Entries supplied
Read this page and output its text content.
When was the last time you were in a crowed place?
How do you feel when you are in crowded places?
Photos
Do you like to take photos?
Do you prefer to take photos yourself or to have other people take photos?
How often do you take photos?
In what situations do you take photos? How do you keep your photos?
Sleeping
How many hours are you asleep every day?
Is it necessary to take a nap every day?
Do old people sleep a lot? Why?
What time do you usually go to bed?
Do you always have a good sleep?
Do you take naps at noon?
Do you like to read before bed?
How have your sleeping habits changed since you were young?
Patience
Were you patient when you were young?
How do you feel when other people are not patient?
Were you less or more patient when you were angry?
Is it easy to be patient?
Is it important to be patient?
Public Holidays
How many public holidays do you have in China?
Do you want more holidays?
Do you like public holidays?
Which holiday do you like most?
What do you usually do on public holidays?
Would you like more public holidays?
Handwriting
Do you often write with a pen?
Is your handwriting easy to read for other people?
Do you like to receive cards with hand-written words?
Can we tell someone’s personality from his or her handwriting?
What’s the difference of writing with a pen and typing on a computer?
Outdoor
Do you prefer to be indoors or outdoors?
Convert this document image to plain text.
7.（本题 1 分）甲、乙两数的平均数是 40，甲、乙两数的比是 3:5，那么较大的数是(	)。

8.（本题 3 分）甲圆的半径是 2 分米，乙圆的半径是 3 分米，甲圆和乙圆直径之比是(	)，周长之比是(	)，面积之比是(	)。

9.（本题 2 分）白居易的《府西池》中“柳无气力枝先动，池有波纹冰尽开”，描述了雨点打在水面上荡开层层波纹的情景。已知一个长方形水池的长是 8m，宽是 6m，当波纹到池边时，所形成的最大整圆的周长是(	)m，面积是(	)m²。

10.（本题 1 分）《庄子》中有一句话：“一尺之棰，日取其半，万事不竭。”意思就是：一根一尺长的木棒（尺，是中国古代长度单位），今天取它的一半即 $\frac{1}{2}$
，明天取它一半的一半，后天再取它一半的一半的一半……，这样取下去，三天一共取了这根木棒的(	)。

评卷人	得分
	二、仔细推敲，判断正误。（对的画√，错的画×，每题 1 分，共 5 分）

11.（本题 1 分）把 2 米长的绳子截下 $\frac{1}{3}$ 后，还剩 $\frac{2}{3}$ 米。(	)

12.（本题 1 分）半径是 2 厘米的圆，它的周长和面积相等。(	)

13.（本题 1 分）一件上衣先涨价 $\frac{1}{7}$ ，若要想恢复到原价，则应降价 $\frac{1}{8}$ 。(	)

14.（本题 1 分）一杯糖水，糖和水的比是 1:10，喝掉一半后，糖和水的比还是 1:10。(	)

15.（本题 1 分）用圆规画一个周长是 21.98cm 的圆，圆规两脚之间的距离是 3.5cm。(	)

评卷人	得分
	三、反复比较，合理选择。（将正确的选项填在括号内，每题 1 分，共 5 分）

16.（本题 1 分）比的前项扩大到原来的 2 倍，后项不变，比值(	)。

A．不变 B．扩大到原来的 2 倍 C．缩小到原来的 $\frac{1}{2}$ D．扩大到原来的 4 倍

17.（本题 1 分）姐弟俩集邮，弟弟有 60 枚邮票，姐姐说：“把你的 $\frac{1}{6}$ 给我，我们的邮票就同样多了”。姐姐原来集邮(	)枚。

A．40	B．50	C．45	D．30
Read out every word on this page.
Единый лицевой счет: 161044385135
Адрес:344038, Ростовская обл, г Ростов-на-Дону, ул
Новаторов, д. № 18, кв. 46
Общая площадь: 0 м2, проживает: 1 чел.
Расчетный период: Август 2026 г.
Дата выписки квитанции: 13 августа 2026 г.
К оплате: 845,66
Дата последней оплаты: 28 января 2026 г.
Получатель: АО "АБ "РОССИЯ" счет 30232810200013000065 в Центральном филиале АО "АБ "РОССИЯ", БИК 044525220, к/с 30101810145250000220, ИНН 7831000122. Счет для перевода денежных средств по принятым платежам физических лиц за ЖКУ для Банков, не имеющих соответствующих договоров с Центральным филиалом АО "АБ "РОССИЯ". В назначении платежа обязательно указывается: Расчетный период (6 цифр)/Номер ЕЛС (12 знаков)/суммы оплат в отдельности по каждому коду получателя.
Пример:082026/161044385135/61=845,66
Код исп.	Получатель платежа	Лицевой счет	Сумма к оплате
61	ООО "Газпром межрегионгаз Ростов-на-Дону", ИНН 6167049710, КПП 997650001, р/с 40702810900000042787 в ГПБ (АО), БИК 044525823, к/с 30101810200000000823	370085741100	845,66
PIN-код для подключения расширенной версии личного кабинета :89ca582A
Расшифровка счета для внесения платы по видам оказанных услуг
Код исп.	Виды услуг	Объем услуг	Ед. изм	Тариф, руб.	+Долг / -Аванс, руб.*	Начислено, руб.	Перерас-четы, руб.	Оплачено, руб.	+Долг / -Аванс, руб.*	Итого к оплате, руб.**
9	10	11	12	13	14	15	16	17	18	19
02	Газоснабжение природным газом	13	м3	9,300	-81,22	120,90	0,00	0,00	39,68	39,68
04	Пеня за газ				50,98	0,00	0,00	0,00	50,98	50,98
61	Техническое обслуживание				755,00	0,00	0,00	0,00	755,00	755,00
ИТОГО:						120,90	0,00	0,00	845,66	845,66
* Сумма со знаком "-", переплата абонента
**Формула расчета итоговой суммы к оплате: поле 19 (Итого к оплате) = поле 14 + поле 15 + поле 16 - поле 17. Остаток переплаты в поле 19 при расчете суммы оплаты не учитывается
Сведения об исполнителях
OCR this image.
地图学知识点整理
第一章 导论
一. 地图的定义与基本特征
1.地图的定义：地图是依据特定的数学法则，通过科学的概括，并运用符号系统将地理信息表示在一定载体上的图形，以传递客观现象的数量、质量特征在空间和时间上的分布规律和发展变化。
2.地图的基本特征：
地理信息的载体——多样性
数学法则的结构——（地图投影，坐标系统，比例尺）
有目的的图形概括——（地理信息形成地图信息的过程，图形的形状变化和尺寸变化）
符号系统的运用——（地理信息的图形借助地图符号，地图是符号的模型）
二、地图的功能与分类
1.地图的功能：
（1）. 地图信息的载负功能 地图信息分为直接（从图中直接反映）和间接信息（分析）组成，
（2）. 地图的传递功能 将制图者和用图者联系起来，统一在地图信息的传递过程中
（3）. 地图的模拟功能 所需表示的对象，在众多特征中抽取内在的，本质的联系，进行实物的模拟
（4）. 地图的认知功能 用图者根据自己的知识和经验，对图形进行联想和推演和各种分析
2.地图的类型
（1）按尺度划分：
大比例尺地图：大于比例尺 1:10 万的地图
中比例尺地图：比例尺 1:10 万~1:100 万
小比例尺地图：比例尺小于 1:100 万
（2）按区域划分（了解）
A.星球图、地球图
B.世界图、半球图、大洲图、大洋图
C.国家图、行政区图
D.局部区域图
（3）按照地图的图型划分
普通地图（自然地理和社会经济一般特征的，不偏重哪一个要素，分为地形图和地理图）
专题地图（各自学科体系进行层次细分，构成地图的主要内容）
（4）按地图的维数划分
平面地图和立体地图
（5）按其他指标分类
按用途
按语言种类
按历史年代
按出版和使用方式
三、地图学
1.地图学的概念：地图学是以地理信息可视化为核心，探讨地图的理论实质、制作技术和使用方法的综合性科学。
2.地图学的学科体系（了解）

Required task
Collect the lines of the records that include the string "период".

The result
Расчетный период: Август 2026 г.
Получатель: АО "АБ "РОССИЯ" счет 30232810200013000065 в Центральном филиале АО "АБ "РОССИЯ", БИК 044525220, к/с 30101810145250000220, ИНН 7831000122. Счет для перевода денежных средств по принятым платежам физических лиц за ЖКУ для Банков, не имеющих соответствующих договоров с Центральным филиалом АО "АБ "РОССИЯ". В назначении платежа обязательно указывается: Расчетный период (6 цифр)/Номер ЕЛС (12 знаков)/суммы оплат в отдельности по каждому коду получателя.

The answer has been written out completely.